(Some records)
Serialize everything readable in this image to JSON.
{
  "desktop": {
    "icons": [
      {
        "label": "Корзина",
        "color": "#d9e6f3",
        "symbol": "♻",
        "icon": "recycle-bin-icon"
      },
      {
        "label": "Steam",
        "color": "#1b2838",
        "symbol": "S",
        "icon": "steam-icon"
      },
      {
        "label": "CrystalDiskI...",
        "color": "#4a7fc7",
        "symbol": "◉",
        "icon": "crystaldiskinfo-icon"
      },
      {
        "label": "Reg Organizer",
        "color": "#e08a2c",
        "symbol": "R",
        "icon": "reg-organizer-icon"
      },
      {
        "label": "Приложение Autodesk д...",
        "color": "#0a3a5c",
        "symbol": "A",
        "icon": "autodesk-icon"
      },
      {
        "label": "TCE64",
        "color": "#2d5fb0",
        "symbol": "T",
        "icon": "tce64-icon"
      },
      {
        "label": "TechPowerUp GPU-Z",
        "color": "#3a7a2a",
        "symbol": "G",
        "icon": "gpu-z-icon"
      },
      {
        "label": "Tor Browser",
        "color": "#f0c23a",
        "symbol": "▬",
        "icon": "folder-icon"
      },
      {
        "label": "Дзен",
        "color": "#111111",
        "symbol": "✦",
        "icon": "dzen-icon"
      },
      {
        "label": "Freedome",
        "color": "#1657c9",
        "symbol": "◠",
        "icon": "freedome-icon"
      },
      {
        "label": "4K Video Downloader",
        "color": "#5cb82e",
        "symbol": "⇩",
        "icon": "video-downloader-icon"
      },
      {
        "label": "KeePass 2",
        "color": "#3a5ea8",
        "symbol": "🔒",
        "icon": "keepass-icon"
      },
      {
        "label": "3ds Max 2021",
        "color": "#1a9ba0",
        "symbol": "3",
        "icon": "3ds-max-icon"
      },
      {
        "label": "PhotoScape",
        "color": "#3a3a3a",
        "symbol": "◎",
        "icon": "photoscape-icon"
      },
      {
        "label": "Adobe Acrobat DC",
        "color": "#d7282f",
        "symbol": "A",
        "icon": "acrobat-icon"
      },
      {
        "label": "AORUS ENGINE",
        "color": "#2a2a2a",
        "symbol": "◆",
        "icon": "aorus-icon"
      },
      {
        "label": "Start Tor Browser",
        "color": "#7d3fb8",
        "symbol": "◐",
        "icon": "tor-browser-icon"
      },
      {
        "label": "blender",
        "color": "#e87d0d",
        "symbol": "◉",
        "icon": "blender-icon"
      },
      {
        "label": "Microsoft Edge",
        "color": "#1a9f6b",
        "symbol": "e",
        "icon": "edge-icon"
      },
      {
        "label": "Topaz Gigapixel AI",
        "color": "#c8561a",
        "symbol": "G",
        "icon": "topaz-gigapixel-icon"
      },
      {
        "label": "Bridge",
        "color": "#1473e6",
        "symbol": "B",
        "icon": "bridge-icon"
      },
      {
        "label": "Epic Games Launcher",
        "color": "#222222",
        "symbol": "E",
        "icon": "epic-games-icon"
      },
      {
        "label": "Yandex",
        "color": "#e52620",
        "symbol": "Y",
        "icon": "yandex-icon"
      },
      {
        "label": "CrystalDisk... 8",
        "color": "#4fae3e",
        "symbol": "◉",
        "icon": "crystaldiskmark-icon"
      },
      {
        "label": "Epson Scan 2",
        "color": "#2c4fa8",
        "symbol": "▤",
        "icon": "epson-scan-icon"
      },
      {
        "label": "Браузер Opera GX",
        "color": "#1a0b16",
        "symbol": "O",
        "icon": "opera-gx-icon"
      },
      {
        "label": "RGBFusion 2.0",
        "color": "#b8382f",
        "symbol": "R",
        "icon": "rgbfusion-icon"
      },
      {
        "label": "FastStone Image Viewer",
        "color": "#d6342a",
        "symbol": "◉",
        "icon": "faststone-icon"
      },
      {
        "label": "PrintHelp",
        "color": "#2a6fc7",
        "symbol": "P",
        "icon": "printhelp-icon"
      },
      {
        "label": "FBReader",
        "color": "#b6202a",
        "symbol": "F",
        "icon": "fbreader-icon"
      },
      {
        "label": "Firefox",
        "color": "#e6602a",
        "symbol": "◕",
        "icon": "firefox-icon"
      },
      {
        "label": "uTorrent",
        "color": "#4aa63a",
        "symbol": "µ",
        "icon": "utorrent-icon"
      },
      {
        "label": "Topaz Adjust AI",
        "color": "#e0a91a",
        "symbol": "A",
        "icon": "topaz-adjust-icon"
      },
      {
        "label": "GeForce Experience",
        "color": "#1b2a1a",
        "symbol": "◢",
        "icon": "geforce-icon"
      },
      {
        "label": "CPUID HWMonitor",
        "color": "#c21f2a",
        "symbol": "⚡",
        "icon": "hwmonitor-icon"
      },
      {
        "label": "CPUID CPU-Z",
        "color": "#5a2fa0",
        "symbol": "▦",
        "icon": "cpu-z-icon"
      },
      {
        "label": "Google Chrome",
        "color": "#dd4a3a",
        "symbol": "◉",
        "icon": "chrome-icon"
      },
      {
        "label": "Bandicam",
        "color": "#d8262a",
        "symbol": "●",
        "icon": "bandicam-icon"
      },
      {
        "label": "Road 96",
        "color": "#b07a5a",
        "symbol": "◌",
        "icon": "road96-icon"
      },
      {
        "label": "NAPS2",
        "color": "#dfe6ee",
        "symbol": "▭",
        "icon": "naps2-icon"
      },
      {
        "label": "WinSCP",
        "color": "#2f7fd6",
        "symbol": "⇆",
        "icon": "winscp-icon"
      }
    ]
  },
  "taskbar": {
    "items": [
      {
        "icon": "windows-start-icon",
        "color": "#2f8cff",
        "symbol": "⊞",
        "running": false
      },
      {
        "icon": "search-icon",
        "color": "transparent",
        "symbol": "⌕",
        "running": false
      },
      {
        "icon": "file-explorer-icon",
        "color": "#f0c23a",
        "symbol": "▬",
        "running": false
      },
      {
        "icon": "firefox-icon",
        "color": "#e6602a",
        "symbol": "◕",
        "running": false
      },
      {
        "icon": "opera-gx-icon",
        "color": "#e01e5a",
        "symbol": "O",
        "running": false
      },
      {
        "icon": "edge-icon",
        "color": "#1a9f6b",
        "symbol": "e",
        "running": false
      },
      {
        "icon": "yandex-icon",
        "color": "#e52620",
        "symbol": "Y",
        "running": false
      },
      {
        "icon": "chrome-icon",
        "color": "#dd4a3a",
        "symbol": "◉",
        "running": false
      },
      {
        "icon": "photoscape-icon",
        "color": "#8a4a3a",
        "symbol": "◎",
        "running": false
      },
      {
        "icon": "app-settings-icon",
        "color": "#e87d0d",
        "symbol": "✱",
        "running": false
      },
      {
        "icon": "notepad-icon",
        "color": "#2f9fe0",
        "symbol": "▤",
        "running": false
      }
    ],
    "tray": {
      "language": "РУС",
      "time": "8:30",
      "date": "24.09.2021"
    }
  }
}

Written request | Send back all of the entries exactly, with nothing missing.

Result |
Serialize everything readable in this image to JSON.
{
  "desktop": {
    "icons": [
      {
        "label": "Корзина",
        "color": "#d9e6f3",
        "symbol": "♻",
        "icon": "recycle-bin-icon"
      },
      {
        "label": "Steam",
        "color": "#1b2838",
        "symbol": "S",
        "icon": "steam-icon"
      },
      {
        "label": "CrystalDiskI...",
        "color": "#4a7fc7",
        "symbol": "◉",
        "icon": "crystaldiskinfo-icon"
      },
      {
        "label": "Reg Organizer",
        "color": "#e08a2c",
        "symbol": "R",
        "icon": "reg-organizer-icon"
      },
      {
        "label": "Приложение Autodesk д...",
        "color": "#0a3a5c",
        "symbol": "A",
        "icon": "autodesk-icon"
      },
      {
        "label": "TCE64",
        "color": "#2d5fb0",
        "symbol": "T",
        "icon": "tce64-icon"
      },
      {
        "label": "TechPowerUp GPU-Z",
        "color": "#3a7a2a",
        "symbol": "G",
        "icon": "gpu-z-icon"
      },
      {
        "label": "Tor Browser",
        "color": "#f0c23a",
        "symbol": "▬",
        "icon": "folder-icon"
      },
      {
        "label": "Дзен",
        "color": "#111111",
        "symbol": "✦",
        "icon": "dzen-icon"
      },
      {
        "label": "Freedome",
        "color": "#1657c9",
        "symbol": "◠",
        "icon": "freedome-icon"
      },
      {
        "label": "4K Video Downloader",
        "color": "#5cb82e",
        "symbol": "⇩",
        "icon": "video-downloader-icon"
      },
      {
        "label": "KeePass 2",
        "color": "#3a5ea8",
        "symbol": "🔒",
        "icon": "keepass-icon"
      },
      {
        "label": "3ds Max 2021",
        "color": "#1a9ba0",
        "symbol": "3",
        "icon": "3ds-max-icon"
      },
      {
        "label": "PhotoScape",
        "color": "#3a3a3a",
        "symbol": "◎",
        "icon": "photoscape-icon"
      },
      {
        "label": "Adobe Acrobat DC",
        "color": "#d7282f",
        "symbol": "A",
        "icon": "acrobat-icon"
      },
      {
        "label": "AORUS ENGINE",
        "color": "#2a2a2a",
        "symbol": "◆",
        "icon": "aorus-icon"
      },
      {
        "label": "Start Tor Browser",
        "color": "#7d3fb8",
        "symbol": "◐",
        "icon": "tor-browser-icon"
      },
      {
        "label": "blender",
        "color": "#e87d0d",
        "symbol": "◉",
        "icon": "blender-icon"
      },
      {
        "label": "Microsoft Edge",
        "color": "#1a9f6b",
        "symbol": "e",
        "icon": "edge-icon"
      },
      {
        "label": "Topaz Gigapixel AI",
        "color": "#c8561a",
        "symbol": "G",
        "icon": "topaz-gigapixel-icon"
      },
      {
        "label": "Bridge",
        "color": "#1473e6",
        "symbol": "B",
        "icon": "bridge-icon"
      },
      {
        "label": "Epic Games Launcher",
        "color": "#222222",
        "symbol": "E",
        "icon": "epic-games-icon"
      },
      {
        "label": "Yandex",
        "color": "#e52620",
        "symbol": "Y",
        "icon": "yandex-icon"
      },
      {
        "label": "CrystalDisk... 8",
        "color": "#4fae3e",
        "symbol": "◉",
        "icon": "crystaldiskmark-icon"
      },
      {
        "label": "Epson Scan 2",
        "color": "#2c4fa8",
        "symbol": "▤",
        "icon": "epson-scan-icon"
      },
      {
        "label": "Браузер Opera GX",
        "color": "#1a0b16",
        "symbol": "O",
        "icon": "opera-gx-icon"
      },
      {
        "label": "RGBFusion 2.0",
        "color": "#b8382f",
        "symbol": "R",
        "icon": "rgbfusion-icon"
      },
      {
        "label": "FastStone Image Viewer",
        "color": "#d6342a",
        "symbol": "◉",
        "icon": "faststone-icon"
      },
      {
        "label": "PrintHelp",
        "color": "#2a6fc7",
        "symbol": "P",
        "icon": "printhelp-icon"
      },
      {
        "label": "FBReader",
        "color": "#b6202a",
        "symbol": "F",
        "icon": "fbreader-icon"
      },
      {
        "label": "Firefox",
        "color": "#e6602a",
        "symbol": "◕",
        "icon": "firefox-icon"
      },
      {
        "label": "uTorrent",
        "color": "#4aa63a",
        "symbol": "µ",
        "icon": "utorrent-icon"
      },
      {
        "label": "Topaz Adjust AI",
        "color": "#e0a91a",
        "symbol": "A",
        "icon": "topaz-adjust-icon"
      },
      {
        "label": "GeForce Experience",
        "color": "#1b2a1a",
        "symbol": "◢",
        "icon": "geforce-icon"
      },
      {
        "label": "CPUID HWMonitor",
        "color": "#c21f2a",
        "symbol": "⚡",
        "icon": "hwmonitor-icon"
      },
      {
        "label": "CPUID CPU-Z",
        "color": "#5a2fa0",
        "symbol": "▦",
        "icon": "cpu-z-icon"
      },
      {
        "label": "Google Chrome",
        "color": "#dd4a3a",
        "symbol": "◉",
        "icon": "chrome-icon"
      },
      {
        "label": "Bandicam",
        "color": "#d8262a",
        "symbol": "●",
        "icon": "bandicam-icon"
      },
      {
        "label": "Road 96",
        "color": "#b07a5a",
        "symbol": "◌",
        "icon": "road96-icon"
      },
      {
        "label": "NAPS2",
        "color": "#dfe6ee",
        "symbol": "▭",
        "icon": "naps2-icon"
      },
      {
        "label": "WinSCP",
        "color": "#2f7fd6",
        "symbol": "⇆",
        "icon": "winscp-icon"
      }
    ]
  },
  "taskbar": {
    "items": [
      {
        "icon": "windows-start-icon",
        "color": "#2f8cff",
        "symbol": "⊞",
        "running": false
      },
      {
        "icon": "search-icon",
        "color": "transparent",
        "symbol": "⌕",
        "running": false
      },
      {
        "icon": "file-explorer-icon",
        "color": "#f0c23a",
        "symbol": "▬",
        "running": false
      },
      {
        "icon": "firefox-icon",
        "color": "#e6602a",
        "symbol": "◕",
        "running": false
      },
      {
        "icon": "opera-gx-icon",
        "color": "#e01e5a",
        "symbol": "O",
        "running": false
      },
      {
        "icon": "edge-icon",
        "color": "#1a9f6b",
        "symbol": "e",
        "running": false
      },
      {
        "icon": "yandex-icon",
        "color": "#e52620",
        "symbol": "Y",
        "running": false
      },
      {
        "icon": "chrome-icon",
        "color": "#dd4a3a",
        "symbol": "◉",
        "running": false
      },
      {
        "icon": "photoscape-icon",
        "color": "#8a4a3a",
        "symbol": "◎",
        "running": false
      },
      {
        "icon": "app-settings-icon",
        "color": "#e87d0d",
        "symbol": "✱",
        "running": false
      },
      {
        "icon": "notepad-icon",
        "color": "#2f9fe0",
        "symbol": "▤",
        "running": false
      }
    ],
    "tray": {
      "language": "РУС",
      "time": "8:30",
      "date": "24.09.2021"
    }
  }
}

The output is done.